**Given task**.
Print out each record below, unaltered and complete, without its images.

..............................

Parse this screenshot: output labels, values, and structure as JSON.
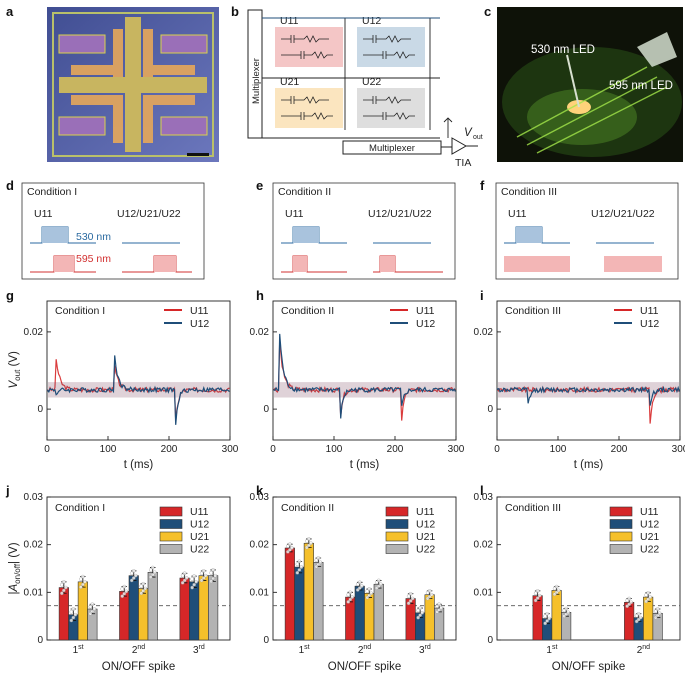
{
  "panel_labels": [
    "a",
    "b",
    "c",
    "d",
    "e",
    "f",
    "g",
    "h",
    "i",
    "j",
    "k",
    "l"
  ],
  "colors": {
    "U11": "#d62728",
    "U12": "#1f4e79",
    "U21": "#f5c02b",
    "U22": "#b3b3b3",
    "blue_pulse": "#a9c3dd",
    "red_pulse": "#f3b6b6",
    "blue_text": "#2b6aa0",
    "red_text": "#d23030"
  },
  "schematic": {
    "multiplexer_left": "Multiplexer",
    "multiplexer_bottom": "Multiplexer",
    "cells": [
      "U11",
      "U12",
      "U21",
      "U22"
    ],
    "vout_symbol": "V",
    "vout_sub": "out",
    "tia": "TIA"
  },
  "photo": {
    "led1": "530 nm LED",
    "led2": "595 nm LED"
  },
  "conditions": [
    {
      "title": "Condition I",
      "left": "U11",
      "right": "U12/U21/U22",
      "blue": "530 nm",
      "red": "595 nm",
      "kind": "I"
    },
    {
      "title": "Condition II",
      "left": "U11",
      "right": "U12/U21/U22",
      "kind": "II"
    },
    {
      "title": "Condition III",
      "left": "U11",
      "right": "U12/U21/U22",
      "kind": "III"
    }
  ],
  "chart_data": [
    {
      "type": "line",
      "title": "Condition I",
      "xlabel": "t (ms)",
      "ylabel_main": "V",
      "ylabel_sub": "out",
      "ylabel_unit": "(V)",
      "xlim": [
        0,
        300
      ],
      "ylim": [
        -0.008,
        0.028
      ],
      "xticks": [
        "0",
        "100",
        "200",
        "300"
      ],
      "yticks": [
        "0",
        "0.02"
      ],
      "legend": [
        "U11",
        "U12"
      ],
      "baseline": 0.005,
      "spikes": {
        "U11": [
          [
            15,
            0.013
          ],
          [
            110,
            0.012
          ],
          [
            210,
            -0.006
          ]
        ],
        "U12": [
          [
            15,
            0.004
          ],
          [
            110,
            0.015
          ],
          [
            210,
            -0.007
          ]
        ]
      }
    },
    {
      "type": "line",
      "title": "Condition II",
      "xlabel": "t (ms)",
      "xlim": [
        0,
        300
      ],
      "ylim": [
        -0.008,
        0.028
      ],
      "xticks": [
        "0",
        "100",
        "200",
        "300"
      ],
      "yticks": [
        "0",
        "0.02"
      ],
      "legend": [
        "U11",
        "U12"
      ],
      "baseline": 0.005,
      "spikes": {
        "U11": [
          [
            10,
            0.02
          ],
          [
            110,
            -0.003
          ],
          [
            210,
            -0.005
          ]
        ],
        "U12": [
          [
            10,
            0.022
          ],
          [
            110,
            -0.004
          ],
          [
            210,
            -0.001
          ]
        ]
      }
    },
    {
      "type": "line",
      "title": "Condition III",
      "xlabel": "t (ms)",
      "xlim": [
        0,
        300
      ],
      "ylim": [
        -0.008,
        0.028
      ],
      "xticks": [
        "0",
        "100",
        "200",
        "300"
      ],
      "yticks": [
        "0",
        "0.02"
      ],
      "legend": [
        "U11",
        "U12"
      ],
      "baseline": 0.005,
      "spikes": {
        "U11": [
          [
            50,
            0.005
          ],
          [
            250,
            -0.006
          ]
        ],
        "U12": [
          [
            50,
            0.0
          ],
          [
            250,
            0.0
          ]
        ]
      }
    },
    {
      "type": "bar",
      "title": "Condition I",
      "xlabel": "ON/OFF spike",
      "ylabel": "|A_on/off| (V)",
      "ylim": [
        0,
        0.03
      ],
      "yticks": [
        "0",
        "0.01",
        "0.02",
        "0.03"
      ],
      "categories": [
        [
          "1",
          "st"
        ],
        [
          "2",
          "nd"
        ],
        [
          "3",
          "rd"
        ]
      ],
      "threshold": 0.0072,
      "series": [
        {
          "name": "U11",
          "values": [
            0.011,
            0.0102,
            0.013
          ],
          "err": [
            0.0012,
            0.001,
            0.001
          ]
        },
        {
          "name": "U12",
          "values": [
            0.0053,
            0.0135,
            0.0122
          ],
          "err": [
            0.0012,
            0.001,
            0.0012
          ]
        },
        {
          "name": "U21",
          "values": [
            0.0122,
            0.0108,
            0.0135
          ],
          "err": [
            0.0011,
            0.001,
            0.001
          ]
        },
        {
          "name": "U22",
          "values": [
            0.0065,
            0.0142,
            0.0135
          ],
          "err": [
            0.001,
            0.001,
            0.0012
          ]
        }
      ]
    },
    {
      "type": "bar",
      "title": "Condition II",
      "xlabel": "ON/OFF spike",
      "ylim": [
        0,
        0.03
      ],
      "yticks": [
        "0",
        "0.01",
        "0.02",
        "0.03"
      ],
      "categories": [
        [
          "1",
          "st"
        ],
        [
          "2",
          "nd"
        ],
        [
          "3",
          "rd"
        ]
      ],
      "threshold": 0.0072,
      "series": [
        {
          "name": "U11",
          "values": [
            0.0193,
            0.009,
            0.0087
          ],
          "err": [
            0.0008,
            0.001,
            0.001
          ]
        },
        {
          "name": "U12",
          "values": [
            0.0153,
            0.0113,
            0.0057
          ],
          "err": [
            0.0012,
            0.0008,
            0.001
          ]
        },
        {
          "name": "U21",
          "values": [
            0.0203,
            0.0098,
            0.0095
          ],
          "err": [
            0.0009,
            0.0009,
            0.0008
          ]
        },
        {
          "name": "U22",
          "values": [
            0.0163,
            0.0117,
            0.0067
          ],
          "err": [
            0.0009,
            0.0008,
            0.0008
          ]
        }
      ]
    },
    {
      "type": "bar",
      "title": "Condition III",
      "xlabel": "ON/OFF spike",
      "ylim": [
        0,
        0.03
      ],
      "yticks": [
        "0",
        "0.01",
        "0.02",
        "0.03"
      ],
      "categories": [
        [
          "1",
          "st"
        ],
        [
          "2",
          "nd"
        ]
      ],
      "threshold": 0.0072,
      "series": [
        {
          "name": "U11",
          "values": [
            0.0093,
            0.0079
          ],
          "err": [
            0.001,
            0.0008
          ]
        },
        {
          "name": "U12",
          "values": [
            0.0045,
            0.0047
          ],
          "err": [
            0.001,
            0.0008
          ]
        },
        {
          "name": "U21",
          "values": [
            0.0104,
            0.009
          ],
          "err": [
            0.0008,
            0.0009
          ]
        },
        {
          "name": "U22",
          "values": [
            0.0058,
            0.0056
          ],
          "err": [
            0.0008,
            0.0009
          ]
        }
      ]
    }
  ]
}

..............................

**Expected answer**.
Parse this screenshot: output labels, values, and structure as JSON.
{
  "panel_labels": [
    "a",
    "b",
    "c",
    "d",
    "e",
    "f",
    "g",
    "h",
    "i",
    "j",
    "k",
    "l"
  ],
  "colors": {
    "U11": "#d62728",
    "U12": "#1f4e79",
    "U21": "#f5c02b",
    "U22": "#b3b3b3",
    "blue_pulse": "#a9c3dd",
    "red_pulse": "#f3b6b6",
    "blue_text": "#2b6aa0",
    "red_text": "#d23030"
  },
  "schematic": {
    "multiplexer_left": "Multiplexer",
    "multiplexer_bottom": "Multiplexer",
    "cells": [
      "U11",
      "U12",
      "U21",
      "U22"
    ],
    "vout_symbol": "V",
    "vout_sub": "out",
    "tia": "TIA"
  },
  "photo": {
    "led1": "530 nm LED",
    "led2": "595 nm LED"
  },
  "conditions": [
    {
      "title": "Condition I",
      "left": "U11",
      "right": "U12/U21/U22",
      "blue": "530 nm",
      "red": "595 nm",
      "kind": "I"
    },
    {
      "title": "Condition II",
      "left": "U11",
      "right": "U12/U21/U22",
      "kind": "II"
    },
    {
      "title": "Condition III",
      "left": "U11",
      "right": "U12/U21/U22",
      "kind": "III"
    }
  ],
  "chart_data": [
    {
      "type": "line",
      "title": "Condition I",
      "xlabel": "t (ms)",
      "ylabel_main": "V",
      "ylabel_sub": "out",
      "ylabel_unit": "(V)",
      "xlim": [
        0,
        300
      ],
      "ylim": [
        -0.008,
        0.028
      ],
      "xticks": [
        "0",
        "100",
        "200",
        "300"
      ],
      "yticks": [
        "0",
        "0.02"
      ],
      "legend": [
        "U11",
        "U12"
      ],
      "baseline": 0.005,
      "spikes": {
        "U11": [
          [
            15,
            0.013
          ],
          [
            110,
            0.012
          ],
          [
            210,
            -0.006
          ]
        ],
        "U12": [
          [
            15,
            0.004
          ],
          [
            110,
            0.015
          ],
          [
            210,
            -0.007
          ]
        ]
      }
    },
    {
      "type": "line",
      "title": "Condition II",
      "xlabel": "t (ms)",
      "xlim": [
        0,
        300
      ],
      "ylim": [
        -0.008,
        0.028
      ],
      "xticks": [
        "0",
        "100",
        "200",
        "300"
      ],
      "yticks": [
        "0",
        "0.02"
      ],
      "legend": [
        "U11",
        "U12"
      ],
      "baseline": 0.005,
      "spikes": {
        "U11": [
          [
            10,
            0.02
          ],
          [
            110,
            -0.003
          ],
          [
            210,
            -0.005
          ]
        ],
        "U12": [
          [
            10,
            0.022
          ],
          [
            110,
            -0.004
          ],
          [
            210,
            -0.001
          ]
        ]
      }
    },
    {
      "type": "line",
      "title": "Condition III",
      "xlabel": "t (ms)",
      "xlim": [
        0,
        300
      ],
      "ylim": [
        -0.008,
        0.028
      ],
      "xticks": [
        "0",
        "100",
        "200",
        "300"
      ],
      "yticks": [
        "0",
        "0.02"
      ],
      "legend": [
        "U11",
        "U12"
      ],
      "baseline": 0.005,
      "spikes": {
        "U11": [
          [
            50,
            0.005
          ],
          [
            250,
            -0.006
          ]
        ],
        "U12": [
          [
            50,
            0.0
          ],
          [
            250,
            0.0
          ]
        ]
      }
    },
    {
      "type": "bar",
      "title": "Condition I",
      "xlabel": "ON/OFF spike",
      "ylabel": "|A_on/off| (V)",
      "ylim": [
        0,
        0.03
      ],
      "yticks": [
        "0",
        "0.01",
        "0.02",
        "0.03"
      ],
      "categories": [
        [
          "1",
          "st"
        ],
        [
          "2",
          "nd"
        ],
        [
          "3",
          "rd"
        ]
      ],
      "threshold": 0.0072,
      "series": [
        {
          "name": "U11",
          "values": [
            0.011,
            0.0102,
            0.013
          ],
          "err": [
            0.0012,
            0.001,
            0.001
          ]
        },
        {
          "name": "U12",
          "values": [
            0.0053,
            0.0135,
            0.0122
          ],
          "err": [
            0.0012,
            0.001,
            0.0012
          ]
        },
        {
          "name": "U21",
          "values": [
            0.0122,
            0.0108,
            0.0135
          ],
          "err": [
            0.0011,
            0.001,
            0.001
          ]
        },
        {
          "name": "U22",
          "values": [
            0.0065,
            0.0142,
            0.0135
          ],
          "err": [
            0.001,
            0.001,
            0.0012
          ]
        }
      ]
    },
    {
      "type": "bar",
      "title": "Condition II",
      "xlabel": "ON/OFF spike",
      "ylim": [
        0,
        0.03
      ],
      "yticks": [
        "0",
        "0.01",
        "0.02",
        "0.03"
      ],
      "categories": [
        [
          "1",
          "st"
        ],
        [
          "2",
          "nd"
        ],
        [
          "3",
          "rd"
        ]
      ],
      "threshold": 0.0072,
      "series": [
        {
          "name": "U11",
          "values": [
            0.0193,
            0.009,
            0.0087
          ],
          "err": [
            0.0008,
            0.001,
            0.001
          ]
        },
        {
          "name": "U12",
          "values": [
            0.0153,
            0.0113,
            0.0057
          ],
          "err": [
            0.0012,
            0.0008,
            0.001
          ]
        },
        {
          "name": "U21",
          "values": [
            0.0203,
            0.0098,
            0.0095
          ],
          "err": [
            0.0009,
            0.0009,
            0.0008
          ]
        },
        {
          "name": "U22",
          "values": [
            0.0163,
            0.0117,
            0.0067
          ],
          "err": [
            0.0009,
            0.0008,
            0.0008
          ]
        }
      ]
    },
    {
      "type": "bar",
      "title": "Condition III",
      "xlabel": "ON/OFF spike",
      "ylim": [
        0,
        0.03
      ],
      "yticks": [
        "0",
        "0.01",
        "0.02",
        "0.03"
      ],
      "categories": [
        [
          "1",
          "st"
        ],
        [
          "2",
          "nd"
        ]
      ],
      "threshold": 0.0072,
      "series": [
        {
          "name": "U11",
          "values": [
            0.0093,
            0.0079
          ],
          "err": [
            0.001,
            0.0008
          ]
        },
        {
          "name": "U12",
          "values": [
            0.0045,
            0.0047
          ],
          "err": [
            0.001,
            0.0008
          ]
        },
        {
          "name": "U21",
          "values": [
            0.0104,
            0.009
          ],
          "err": [
            0.0008,
            0.0009
          ]
        },
        {
          "name": "U22",
          "values": [
            0.0058,
            0.0056
          ],
          "err": [
            0.0008,
            0.0009
          ]
        }
      ]
    }
  ]
}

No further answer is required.